▼▼▼

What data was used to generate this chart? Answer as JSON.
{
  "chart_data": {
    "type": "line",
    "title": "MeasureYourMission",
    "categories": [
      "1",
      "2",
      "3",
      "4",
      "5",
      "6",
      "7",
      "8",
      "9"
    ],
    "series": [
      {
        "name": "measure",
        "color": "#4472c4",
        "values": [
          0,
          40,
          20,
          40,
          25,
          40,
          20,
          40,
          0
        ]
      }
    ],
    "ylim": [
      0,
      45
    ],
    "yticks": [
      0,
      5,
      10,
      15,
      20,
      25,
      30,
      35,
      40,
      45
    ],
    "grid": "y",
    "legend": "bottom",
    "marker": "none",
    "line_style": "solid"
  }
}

▲▲▲

The exercise: Reproduce all of the data exactly as given.

Response to the exercise:
What data was used to generate this chart? Answer as JSON.
{
  "chart_data": {
    "type": "line",
    "title": "MeasureYourMission",
    "categories": [
      "1",
      "2",
      "3",
      "4",
      "5",
      "6",
      "7",
      "8",
      "9"
    ],
    "series": [
      {
        "name": "measure",
        "color": "#4472c4",
        "values": [
          0,
          40,
          20,
          40,
          25,
          40,
          20,
          40,
          0
        ]
      }
    ],
    "ylim": [
      0,
      45
    ],
    "yticks": [
      0,
      5,
      10,
      15,
      20,
      25,
      30,
      35,
      40,
      45
    ],
    "grid": "y",
    "legend": "bottom",
    "marker": "none",
    "line_style": "solid"
  }
}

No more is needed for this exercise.